● Direction: Please rewrite the data below, changing every "session-speaker" to "presenter" and leaving everything else untouched.

● Input records:
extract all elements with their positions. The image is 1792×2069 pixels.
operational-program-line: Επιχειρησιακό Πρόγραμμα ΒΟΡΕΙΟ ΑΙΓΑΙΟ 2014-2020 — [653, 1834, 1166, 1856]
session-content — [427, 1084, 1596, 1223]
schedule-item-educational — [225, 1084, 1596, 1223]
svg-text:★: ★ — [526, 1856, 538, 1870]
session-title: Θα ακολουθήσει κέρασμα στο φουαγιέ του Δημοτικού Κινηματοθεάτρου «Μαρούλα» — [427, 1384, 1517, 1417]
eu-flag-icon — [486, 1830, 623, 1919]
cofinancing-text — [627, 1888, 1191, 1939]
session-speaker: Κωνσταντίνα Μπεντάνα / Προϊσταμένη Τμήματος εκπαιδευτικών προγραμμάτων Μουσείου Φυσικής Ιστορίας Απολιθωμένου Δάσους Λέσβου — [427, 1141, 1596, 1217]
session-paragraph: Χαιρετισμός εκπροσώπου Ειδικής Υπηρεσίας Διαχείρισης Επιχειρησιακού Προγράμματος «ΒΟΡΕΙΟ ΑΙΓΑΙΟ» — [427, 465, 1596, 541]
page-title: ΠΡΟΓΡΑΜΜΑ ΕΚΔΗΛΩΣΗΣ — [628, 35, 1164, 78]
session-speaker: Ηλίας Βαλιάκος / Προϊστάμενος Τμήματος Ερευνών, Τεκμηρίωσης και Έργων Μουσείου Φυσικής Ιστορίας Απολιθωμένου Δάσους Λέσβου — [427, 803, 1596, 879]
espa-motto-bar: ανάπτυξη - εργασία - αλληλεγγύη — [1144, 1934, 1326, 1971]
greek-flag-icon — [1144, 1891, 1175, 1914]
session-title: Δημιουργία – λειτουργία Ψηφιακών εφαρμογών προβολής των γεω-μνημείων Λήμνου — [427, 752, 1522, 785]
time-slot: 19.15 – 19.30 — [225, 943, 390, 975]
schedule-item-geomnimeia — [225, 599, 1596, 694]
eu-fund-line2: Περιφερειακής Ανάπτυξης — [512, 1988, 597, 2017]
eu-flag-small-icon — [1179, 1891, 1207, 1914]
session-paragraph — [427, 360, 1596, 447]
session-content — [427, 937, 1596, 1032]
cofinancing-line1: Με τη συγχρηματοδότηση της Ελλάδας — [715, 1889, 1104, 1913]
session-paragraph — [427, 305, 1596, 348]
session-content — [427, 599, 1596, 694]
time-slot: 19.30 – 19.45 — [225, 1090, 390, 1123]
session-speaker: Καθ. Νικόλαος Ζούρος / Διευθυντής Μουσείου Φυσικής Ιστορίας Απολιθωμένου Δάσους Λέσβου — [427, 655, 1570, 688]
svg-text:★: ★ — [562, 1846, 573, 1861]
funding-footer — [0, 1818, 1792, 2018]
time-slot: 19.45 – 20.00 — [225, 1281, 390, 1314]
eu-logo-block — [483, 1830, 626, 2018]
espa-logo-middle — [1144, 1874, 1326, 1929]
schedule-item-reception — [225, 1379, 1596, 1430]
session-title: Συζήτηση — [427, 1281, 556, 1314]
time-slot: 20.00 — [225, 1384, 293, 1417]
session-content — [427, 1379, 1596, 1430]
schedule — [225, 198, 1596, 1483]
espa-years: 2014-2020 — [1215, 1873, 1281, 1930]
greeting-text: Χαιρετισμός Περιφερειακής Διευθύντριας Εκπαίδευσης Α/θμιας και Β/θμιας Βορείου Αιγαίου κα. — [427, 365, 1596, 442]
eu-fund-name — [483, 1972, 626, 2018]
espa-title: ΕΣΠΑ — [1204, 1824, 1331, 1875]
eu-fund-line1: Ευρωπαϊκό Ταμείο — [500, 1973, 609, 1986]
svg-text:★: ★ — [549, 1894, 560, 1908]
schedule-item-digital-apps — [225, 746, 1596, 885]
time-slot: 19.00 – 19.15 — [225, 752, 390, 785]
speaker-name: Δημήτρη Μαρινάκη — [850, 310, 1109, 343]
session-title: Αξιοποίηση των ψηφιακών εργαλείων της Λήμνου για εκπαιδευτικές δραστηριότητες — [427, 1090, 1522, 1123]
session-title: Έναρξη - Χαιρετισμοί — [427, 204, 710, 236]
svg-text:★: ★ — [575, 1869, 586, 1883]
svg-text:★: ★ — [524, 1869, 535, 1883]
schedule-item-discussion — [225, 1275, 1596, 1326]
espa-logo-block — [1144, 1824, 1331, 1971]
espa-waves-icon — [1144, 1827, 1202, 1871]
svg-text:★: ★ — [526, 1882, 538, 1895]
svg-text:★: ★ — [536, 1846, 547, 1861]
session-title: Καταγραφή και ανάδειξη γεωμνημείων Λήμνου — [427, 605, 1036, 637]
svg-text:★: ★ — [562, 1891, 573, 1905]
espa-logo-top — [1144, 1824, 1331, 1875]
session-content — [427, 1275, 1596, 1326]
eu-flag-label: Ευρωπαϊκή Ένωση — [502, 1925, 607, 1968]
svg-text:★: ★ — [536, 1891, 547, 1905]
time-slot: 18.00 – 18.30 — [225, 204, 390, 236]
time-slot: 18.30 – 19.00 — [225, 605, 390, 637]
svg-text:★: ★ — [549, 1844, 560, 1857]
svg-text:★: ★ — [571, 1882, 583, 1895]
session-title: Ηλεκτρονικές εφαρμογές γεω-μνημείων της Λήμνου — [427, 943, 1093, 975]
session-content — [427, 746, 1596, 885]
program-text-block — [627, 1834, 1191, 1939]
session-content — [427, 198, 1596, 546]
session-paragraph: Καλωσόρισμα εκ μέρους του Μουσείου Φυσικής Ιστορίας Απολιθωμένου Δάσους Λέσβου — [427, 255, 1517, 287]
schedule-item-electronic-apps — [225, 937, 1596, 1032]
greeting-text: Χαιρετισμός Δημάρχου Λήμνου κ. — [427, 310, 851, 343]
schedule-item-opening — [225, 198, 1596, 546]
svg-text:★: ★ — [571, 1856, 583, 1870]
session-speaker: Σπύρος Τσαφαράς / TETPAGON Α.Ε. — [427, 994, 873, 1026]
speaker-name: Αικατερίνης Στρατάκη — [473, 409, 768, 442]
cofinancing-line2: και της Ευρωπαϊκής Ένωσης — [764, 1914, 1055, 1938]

● Output:
extract all elements with their positions. The image is 1792×2069 pixels.
operational-program-line: Επιχειρησιακό Πρόγραμμα ΒΟΡΕΙΟ ΑΙΓΑΙΟ 2014-2020 — [653, 1834, 1166, 1856]
session-content — [427, 1084, 1596, 1223]
schedule-item-educational — [225, 1084, 1596, 1223]
svg-text:★: ★ — [526, 1856, 538, 1870]
session-title: Θα ακολουθήσει κέρασμα στο φουαγιέ του Δημοτικού Κινηματοθεάτρου «Μαρούλα» — [427, 1384, 1517, 1417]
eu-flag-icon — [486, 1830, 623, 1919]
cofinancing-text — [627, 1888, 1191, 1939]
presenter: Κωνσταντίνα Μπεντάνα / Προϊσταμένη Τμήματος εκπαιδευτικών προγραμμάτων Μουσείου Φυσικής Ιστορίας Απολιθωμένου Δάσους Λέσβου — [427, 1141, 1596, 1217]
session-paragraph: Χαιρετισμός εκπροσώπου Ειδικής Υπηρεσίας Διαχείρισης Επιχειρησιακού Προγράμματος «ΒΟΡΕΙΟ ΑΙΓΑΙΟ» — [427, 465, 1596, 541]
page-title: ΠΡΟΓΡΑΜΜΑ ΕΚΔΗΛΩΣΗΣ — [628, 35, 1164, 78]
presenter: Ηλίας Βαλιάκος / Προϊστάμενος Τμήματος Ερευνών, Τεκμηρίωσης και Έργων Μουσείου Φυσικής Ιστορίας Απολιθωμένου Δάσους Λέσβου — [427, 803, 1596, 879]
espa-motto-bar: ανάπτυξη - εργασία - αλληλεγγύη — [1144, 1934, 1326, 1971]
greek-flag-icon — [1144, 1891, 1175, 1914]
session-title: Δημιουργία – λειτουργία Ψηφιακών εφαρμογών προβολής των γεω-μνημείων Λήμνου — [427, 752, 1522, 785]
time-slot: 19.15 – 19.30 — [225, 943, 390, 975]
schedule-item-geomnimeia — [225, 599, 1596, 694]
eu-fund-line2: Περιφερειακής Ανάπτυξης — [512, 1988, 597, 2017]
eu-flag-small-icon — [1179, 1891, 1207, 1914]
session-paragraph — [427, 360, 1596, 447]
session-content — [427, 937, 1596, 1032]
cofinancing-line1: Με τη συγχρηματοδότηση της Ελλάδας — [715, 1889, 1104, 1913]
session-paragraph — [427, 305, 1596, 348]
session-content — [427, 599, 1596, 694]
time-slot: 19.30 – 19.45 — [225, 1090, 390, 1123]
presenter: Καθ. Νικόλαος Ζούρος / Διευθυντής Μουσείου Φυσικής Ιστορίας Απολιθωμένου Δάσους Λέσβου — [427, 655, 1570, 688]
svg-text:★: ★ — [562, 1846, 573, 1861]
funding-footer — [0, 1818, 1792, 2018]
time-slot: 19.45 – 20.00 — [225, 1281, 390, 1314]
eu-logo-block — [483, 1830, 626, 2018]
espa-logo-middle — [1144, 1874, 1326, 1929]
schedule-item-reception — [225, 1379, 1596, 1430]
session-title: Συζήτηση — [427, 1281, 556, 1314]
time-slot: 20.00 — [225, 1384, 293, 1417]
session-content — [427, 1379, 1596, 1430]
schedule — [225, 198, 1596, 1483]
espa-years: 2014-2020 — [1215, 1873, 1281, 1930]
greeting-text: Χαιρετισμός Περιφερειακής Διευθύντριας Εκπαίδευσης Α/θμιας και Β/θμιας Βορείου Αιγαίου κα. — [427, 365, 1596, 442]
eu-fund-name — [483, 1972, 626, 2018]
espa-title: ΕΣΠΑ — [1204, 1824, 1331, 1875]
eu-fund-line1: Ευρωπαϊκό Ταμείο — [500, 1973, 609, 1986]
svg-text:★: ★ — [549, 1894, 560, 1908]
schedule-item-digital-apps — [225, 746, 1596, 885]
time-slot: 19.00 – 19.15 — [225, 752, 390, 785]
speaker-name: Δημήτρη Μαρινάκη — [850, 310, 1109, 343]
session-title: Αξιοποίηση των ψηφιακών εργαλείων της Λήμνου για εκπαιδευτικές δραστηριότητες — [427, 1090, 1522, 1123]
session-title: Έναρξη - Χαιρετισμοί — [427, 204, 710, 236]
svg-text:★: ★ — [575, 1869, 586, 1883]
svg-text:★: ★ — [524, 1869, 535, 1883]
schedule-item-discussion — [225, 1275, 1596, 1326]
espa-logo-block — [1144, 1824, 1331, 1971]
espa-waves-icon — [1144, 1827, 1202, 1871]
svg-text:★: ★ — [526, 1882, 538, 1895]
svg-text:★: ★ — [536, 1846, 547, 1861]
session-title: Καταγραφή και ανάδειξη γεωμνημείων Λήμνου — [427, 605, 1036, 637]
svg-text:★: ★ — [562, 1891, 573, 1905]
espa-logo-top — [1144, 1824, 1331, 1875]
session-content — [427, 1275, 1596, 1326]
eu-flag-label: Ευρωπαϊκή Ένωση — [502, 1925, 607, 1968]
svg-text:★: ★ — [536, 1891, 547, 1905]
time-slot: 18.00 – 18.30 — [225, 204, 390, 236]
time-slot: 18.30 – 19.00 — [225, 605, 390, 637]
svg-text:★: ★ — [549, 1844, 560, 1857]
svg-text:★: ★ — [571, 1882, 583, 1895]
session-title: Ηλεκτρονικές εφαρμογές γεω-μνημείων της Λήμνου — [427, 943, 1093, 975]
session-content — [427, 746, 1596, 885]
program-text-block — [627, 1834, 1191, 1939]
session-content — [427, 198, 1596, 546]
session-paragraph: Καλωσόρισμα εκ μέρους του Μουσείου Φυσικής Ιστορίας Απολιθωμένου Δάσους Λέσβου — [427, 255, 1517, 287]
schedule-item-electronic-apps — [225, 937, 1596, 1032]
greeting-text: Χαιρετισμός Δημάρχου Λήμνου κ. — [427, 310, 851, 343]
schedule-item-opening — [225, 198, 1596, 546]
svg-text:★: ★ — [571, 1856, 583, 1870]
presenter: Σπύρος Τσαφαράς / TETPAGON Α.Ε. — [427, 994, 873, 1026]
speaker-name: Αικατερίνης Στρατάκη — [473, 409, 768, 442]
cofinancing-line2: και της Ευρωπαϊκής Ένωσης — [764, 1914, 1055, 1938]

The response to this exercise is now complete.